Written exercise
Say how many lines of the material below contain the word "أصحاب", with no other words.

--- START Material for this task ---

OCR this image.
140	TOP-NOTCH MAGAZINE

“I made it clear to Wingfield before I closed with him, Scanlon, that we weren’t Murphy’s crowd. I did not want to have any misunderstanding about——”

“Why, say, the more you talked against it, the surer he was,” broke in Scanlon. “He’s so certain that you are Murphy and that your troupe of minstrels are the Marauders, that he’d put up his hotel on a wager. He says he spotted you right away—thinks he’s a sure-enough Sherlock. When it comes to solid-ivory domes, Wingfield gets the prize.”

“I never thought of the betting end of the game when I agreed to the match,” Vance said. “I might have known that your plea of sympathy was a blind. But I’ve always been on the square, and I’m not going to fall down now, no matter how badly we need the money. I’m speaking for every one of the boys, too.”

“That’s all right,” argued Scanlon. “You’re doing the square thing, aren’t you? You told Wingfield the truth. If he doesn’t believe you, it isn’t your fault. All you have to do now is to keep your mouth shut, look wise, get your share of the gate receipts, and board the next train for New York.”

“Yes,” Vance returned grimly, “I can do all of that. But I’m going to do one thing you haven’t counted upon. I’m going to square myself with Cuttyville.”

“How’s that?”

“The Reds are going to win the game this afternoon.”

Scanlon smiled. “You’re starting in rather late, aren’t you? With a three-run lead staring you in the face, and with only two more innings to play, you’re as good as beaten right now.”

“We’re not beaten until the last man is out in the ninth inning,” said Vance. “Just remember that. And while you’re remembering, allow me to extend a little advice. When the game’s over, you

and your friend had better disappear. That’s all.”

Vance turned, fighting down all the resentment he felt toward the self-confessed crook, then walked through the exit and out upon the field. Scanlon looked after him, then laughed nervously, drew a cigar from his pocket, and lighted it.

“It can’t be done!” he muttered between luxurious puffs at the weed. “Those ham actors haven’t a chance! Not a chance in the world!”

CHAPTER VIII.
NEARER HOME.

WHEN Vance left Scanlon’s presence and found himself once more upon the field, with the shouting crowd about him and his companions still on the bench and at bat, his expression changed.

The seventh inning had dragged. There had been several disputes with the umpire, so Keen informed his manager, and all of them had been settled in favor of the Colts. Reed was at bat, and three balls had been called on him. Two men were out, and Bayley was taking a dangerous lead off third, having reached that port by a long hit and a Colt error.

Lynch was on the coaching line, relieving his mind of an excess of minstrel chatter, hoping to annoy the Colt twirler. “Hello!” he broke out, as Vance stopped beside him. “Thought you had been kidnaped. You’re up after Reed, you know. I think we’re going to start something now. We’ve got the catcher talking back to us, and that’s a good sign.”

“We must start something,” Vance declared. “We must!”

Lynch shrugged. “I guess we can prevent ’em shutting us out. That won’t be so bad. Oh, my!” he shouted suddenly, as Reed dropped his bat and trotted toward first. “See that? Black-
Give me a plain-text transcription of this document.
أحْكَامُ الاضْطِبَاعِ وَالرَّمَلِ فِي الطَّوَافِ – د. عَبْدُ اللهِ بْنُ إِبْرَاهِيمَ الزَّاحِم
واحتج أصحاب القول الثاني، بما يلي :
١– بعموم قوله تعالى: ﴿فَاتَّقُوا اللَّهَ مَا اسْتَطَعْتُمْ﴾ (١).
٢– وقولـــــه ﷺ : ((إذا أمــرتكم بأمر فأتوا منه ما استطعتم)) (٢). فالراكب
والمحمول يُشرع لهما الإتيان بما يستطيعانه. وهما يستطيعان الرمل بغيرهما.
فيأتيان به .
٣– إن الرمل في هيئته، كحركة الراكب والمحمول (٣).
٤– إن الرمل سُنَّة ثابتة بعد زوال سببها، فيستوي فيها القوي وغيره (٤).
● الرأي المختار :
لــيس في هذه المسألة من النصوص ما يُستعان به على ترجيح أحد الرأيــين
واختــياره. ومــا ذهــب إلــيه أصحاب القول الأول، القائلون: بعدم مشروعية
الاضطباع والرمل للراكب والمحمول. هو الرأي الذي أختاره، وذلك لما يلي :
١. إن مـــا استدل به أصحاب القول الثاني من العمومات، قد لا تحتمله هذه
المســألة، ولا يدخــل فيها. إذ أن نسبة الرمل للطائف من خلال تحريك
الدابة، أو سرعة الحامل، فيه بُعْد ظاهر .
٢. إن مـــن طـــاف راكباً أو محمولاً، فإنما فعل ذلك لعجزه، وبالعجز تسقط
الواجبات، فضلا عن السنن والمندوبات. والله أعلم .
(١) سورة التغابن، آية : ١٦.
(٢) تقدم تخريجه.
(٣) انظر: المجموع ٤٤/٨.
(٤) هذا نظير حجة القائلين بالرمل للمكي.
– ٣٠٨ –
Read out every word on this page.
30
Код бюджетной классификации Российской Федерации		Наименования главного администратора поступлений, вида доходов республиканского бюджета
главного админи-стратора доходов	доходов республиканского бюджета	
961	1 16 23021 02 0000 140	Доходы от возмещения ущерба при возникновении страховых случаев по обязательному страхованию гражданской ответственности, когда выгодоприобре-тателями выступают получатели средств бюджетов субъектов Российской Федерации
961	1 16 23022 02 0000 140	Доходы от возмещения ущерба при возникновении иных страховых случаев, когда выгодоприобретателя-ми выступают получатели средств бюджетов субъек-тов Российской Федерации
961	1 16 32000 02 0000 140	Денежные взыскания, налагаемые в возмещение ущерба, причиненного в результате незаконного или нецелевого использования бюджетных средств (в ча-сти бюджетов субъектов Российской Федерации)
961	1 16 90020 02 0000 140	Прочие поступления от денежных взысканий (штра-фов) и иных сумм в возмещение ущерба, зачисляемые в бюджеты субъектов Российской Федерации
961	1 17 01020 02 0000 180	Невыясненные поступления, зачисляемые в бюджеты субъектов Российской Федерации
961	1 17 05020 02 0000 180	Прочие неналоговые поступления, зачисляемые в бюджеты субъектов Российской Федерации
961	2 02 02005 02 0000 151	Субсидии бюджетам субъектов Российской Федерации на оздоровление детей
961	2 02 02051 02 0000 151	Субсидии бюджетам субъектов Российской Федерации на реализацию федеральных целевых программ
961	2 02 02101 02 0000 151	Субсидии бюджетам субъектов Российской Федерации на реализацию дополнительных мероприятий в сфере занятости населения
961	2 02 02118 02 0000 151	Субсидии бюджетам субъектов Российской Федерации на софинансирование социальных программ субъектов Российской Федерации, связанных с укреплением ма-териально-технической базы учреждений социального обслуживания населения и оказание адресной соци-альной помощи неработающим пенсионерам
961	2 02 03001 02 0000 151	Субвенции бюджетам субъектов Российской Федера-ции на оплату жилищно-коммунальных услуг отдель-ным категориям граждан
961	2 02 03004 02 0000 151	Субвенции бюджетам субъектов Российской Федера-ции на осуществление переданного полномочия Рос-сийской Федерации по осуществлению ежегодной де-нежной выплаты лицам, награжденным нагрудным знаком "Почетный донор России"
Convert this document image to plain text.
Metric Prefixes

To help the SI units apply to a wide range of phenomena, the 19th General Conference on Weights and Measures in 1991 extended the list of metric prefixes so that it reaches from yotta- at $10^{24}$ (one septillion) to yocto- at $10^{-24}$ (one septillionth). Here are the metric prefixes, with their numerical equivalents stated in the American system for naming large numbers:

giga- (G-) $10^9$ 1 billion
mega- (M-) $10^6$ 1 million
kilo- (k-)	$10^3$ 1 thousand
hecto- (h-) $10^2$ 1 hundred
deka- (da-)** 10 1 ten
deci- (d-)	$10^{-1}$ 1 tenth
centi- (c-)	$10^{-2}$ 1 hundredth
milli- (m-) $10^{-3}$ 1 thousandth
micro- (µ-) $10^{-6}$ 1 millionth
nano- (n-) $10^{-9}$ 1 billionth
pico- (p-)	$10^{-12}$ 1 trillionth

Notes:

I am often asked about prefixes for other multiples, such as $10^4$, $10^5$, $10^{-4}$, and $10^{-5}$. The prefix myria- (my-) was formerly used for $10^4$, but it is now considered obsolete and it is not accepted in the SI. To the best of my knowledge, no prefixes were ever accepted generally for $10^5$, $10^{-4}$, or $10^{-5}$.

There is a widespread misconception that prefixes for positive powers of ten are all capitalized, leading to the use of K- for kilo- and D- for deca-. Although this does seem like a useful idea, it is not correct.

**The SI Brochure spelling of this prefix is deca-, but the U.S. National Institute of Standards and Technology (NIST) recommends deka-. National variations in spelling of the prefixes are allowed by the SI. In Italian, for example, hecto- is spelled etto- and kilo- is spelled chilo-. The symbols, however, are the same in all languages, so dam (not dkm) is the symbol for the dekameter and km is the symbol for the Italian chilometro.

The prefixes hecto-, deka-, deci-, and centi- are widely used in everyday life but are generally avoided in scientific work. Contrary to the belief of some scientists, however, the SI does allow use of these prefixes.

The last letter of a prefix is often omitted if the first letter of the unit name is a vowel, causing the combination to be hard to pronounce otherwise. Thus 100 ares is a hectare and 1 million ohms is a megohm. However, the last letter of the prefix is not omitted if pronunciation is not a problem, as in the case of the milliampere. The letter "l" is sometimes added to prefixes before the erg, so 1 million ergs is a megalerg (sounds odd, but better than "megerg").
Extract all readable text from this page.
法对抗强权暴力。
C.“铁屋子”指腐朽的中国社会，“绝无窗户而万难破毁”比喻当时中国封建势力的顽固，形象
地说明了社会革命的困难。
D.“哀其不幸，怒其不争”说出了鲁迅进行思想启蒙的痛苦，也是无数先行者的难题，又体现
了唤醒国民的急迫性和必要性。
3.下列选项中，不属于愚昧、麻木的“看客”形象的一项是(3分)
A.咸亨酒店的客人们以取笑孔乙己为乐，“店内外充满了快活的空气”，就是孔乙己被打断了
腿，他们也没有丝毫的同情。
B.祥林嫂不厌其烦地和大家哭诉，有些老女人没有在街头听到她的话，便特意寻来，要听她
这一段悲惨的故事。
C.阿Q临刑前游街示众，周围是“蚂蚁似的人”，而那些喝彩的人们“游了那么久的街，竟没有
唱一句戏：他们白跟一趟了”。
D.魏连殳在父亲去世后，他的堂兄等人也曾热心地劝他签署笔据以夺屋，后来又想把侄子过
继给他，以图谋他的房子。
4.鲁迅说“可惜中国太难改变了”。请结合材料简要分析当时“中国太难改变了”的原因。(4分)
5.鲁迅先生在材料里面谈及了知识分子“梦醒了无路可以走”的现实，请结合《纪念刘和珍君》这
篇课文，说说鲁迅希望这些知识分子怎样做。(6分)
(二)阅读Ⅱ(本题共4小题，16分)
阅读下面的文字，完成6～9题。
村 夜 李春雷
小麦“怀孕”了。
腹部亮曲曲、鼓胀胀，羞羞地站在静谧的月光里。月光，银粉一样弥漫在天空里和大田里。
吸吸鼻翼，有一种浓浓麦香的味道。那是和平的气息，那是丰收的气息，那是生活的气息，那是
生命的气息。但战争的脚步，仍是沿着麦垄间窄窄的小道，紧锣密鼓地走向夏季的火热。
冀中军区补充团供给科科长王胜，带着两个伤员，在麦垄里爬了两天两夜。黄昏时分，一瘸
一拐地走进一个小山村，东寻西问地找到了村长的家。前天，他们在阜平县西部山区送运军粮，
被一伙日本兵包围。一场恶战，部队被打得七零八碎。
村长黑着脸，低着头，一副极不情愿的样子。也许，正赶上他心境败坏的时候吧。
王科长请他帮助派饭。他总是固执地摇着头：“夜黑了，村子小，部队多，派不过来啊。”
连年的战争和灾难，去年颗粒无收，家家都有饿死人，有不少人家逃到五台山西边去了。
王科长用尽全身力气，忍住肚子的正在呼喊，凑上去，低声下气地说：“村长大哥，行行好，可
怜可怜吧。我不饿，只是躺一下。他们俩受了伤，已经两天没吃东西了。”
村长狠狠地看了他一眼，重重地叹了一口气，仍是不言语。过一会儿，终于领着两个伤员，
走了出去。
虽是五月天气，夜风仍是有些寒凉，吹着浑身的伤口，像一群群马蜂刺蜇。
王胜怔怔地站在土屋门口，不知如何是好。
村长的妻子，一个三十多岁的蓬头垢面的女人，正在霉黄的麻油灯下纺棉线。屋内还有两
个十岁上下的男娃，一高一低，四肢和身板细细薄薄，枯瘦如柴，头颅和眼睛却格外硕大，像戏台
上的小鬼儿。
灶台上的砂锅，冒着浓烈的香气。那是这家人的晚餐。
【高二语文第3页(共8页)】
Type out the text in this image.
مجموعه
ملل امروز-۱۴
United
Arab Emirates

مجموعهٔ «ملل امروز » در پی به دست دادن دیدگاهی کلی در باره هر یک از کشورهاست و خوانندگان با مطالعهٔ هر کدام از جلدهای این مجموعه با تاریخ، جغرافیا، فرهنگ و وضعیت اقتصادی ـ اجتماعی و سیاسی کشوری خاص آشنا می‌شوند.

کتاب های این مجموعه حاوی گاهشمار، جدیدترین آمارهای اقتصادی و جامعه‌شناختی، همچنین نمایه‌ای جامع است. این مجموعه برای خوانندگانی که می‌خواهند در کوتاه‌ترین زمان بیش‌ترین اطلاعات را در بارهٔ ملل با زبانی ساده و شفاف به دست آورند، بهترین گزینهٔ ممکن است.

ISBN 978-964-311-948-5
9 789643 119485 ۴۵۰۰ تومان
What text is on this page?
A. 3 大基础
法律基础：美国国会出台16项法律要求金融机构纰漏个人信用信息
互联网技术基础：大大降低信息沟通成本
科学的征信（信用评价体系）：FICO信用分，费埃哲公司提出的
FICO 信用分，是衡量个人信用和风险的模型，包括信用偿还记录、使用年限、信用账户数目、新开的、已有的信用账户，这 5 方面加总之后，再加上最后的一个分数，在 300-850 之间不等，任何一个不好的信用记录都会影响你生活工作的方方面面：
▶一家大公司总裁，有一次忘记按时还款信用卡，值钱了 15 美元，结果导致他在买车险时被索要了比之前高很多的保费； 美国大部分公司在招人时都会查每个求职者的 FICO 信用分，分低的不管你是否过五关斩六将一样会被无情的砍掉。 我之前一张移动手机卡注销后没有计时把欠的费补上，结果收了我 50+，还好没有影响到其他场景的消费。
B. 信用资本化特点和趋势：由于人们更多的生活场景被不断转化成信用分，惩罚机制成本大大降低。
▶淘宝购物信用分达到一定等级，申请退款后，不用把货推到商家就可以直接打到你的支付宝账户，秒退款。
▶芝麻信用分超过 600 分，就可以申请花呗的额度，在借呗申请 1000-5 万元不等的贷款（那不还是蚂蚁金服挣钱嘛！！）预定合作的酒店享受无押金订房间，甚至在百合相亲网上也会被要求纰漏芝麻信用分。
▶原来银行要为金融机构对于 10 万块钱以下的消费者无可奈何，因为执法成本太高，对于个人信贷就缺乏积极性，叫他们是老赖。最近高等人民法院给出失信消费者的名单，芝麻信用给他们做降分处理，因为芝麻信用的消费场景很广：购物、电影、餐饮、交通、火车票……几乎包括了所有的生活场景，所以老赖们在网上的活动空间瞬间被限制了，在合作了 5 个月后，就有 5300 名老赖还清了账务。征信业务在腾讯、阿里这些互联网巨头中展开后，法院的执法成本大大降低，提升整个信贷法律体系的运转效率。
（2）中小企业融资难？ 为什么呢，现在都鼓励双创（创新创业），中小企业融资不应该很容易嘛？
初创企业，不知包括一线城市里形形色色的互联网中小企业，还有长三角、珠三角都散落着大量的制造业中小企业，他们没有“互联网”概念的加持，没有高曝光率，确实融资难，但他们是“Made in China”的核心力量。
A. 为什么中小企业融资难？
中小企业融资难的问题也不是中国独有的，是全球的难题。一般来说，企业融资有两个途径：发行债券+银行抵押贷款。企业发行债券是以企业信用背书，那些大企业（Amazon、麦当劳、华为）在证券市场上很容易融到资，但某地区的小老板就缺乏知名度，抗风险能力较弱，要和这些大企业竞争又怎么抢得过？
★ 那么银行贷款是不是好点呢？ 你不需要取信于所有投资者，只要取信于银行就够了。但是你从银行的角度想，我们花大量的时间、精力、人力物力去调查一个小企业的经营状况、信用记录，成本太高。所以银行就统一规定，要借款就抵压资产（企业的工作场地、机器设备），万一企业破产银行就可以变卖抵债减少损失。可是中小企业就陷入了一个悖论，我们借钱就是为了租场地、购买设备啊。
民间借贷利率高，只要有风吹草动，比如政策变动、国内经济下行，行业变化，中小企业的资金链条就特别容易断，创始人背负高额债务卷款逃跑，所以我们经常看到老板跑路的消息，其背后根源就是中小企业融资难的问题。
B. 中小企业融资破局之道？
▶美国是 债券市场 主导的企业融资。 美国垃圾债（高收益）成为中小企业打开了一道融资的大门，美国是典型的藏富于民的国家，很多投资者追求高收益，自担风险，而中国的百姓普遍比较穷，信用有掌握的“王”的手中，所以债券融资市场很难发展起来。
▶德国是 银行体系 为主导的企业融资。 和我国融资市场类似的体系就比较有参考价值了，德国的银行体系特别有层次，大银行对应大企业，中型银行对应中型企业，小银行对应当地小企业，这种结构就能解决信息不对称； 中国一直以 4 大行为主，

--- END Material for this task ---

In response
3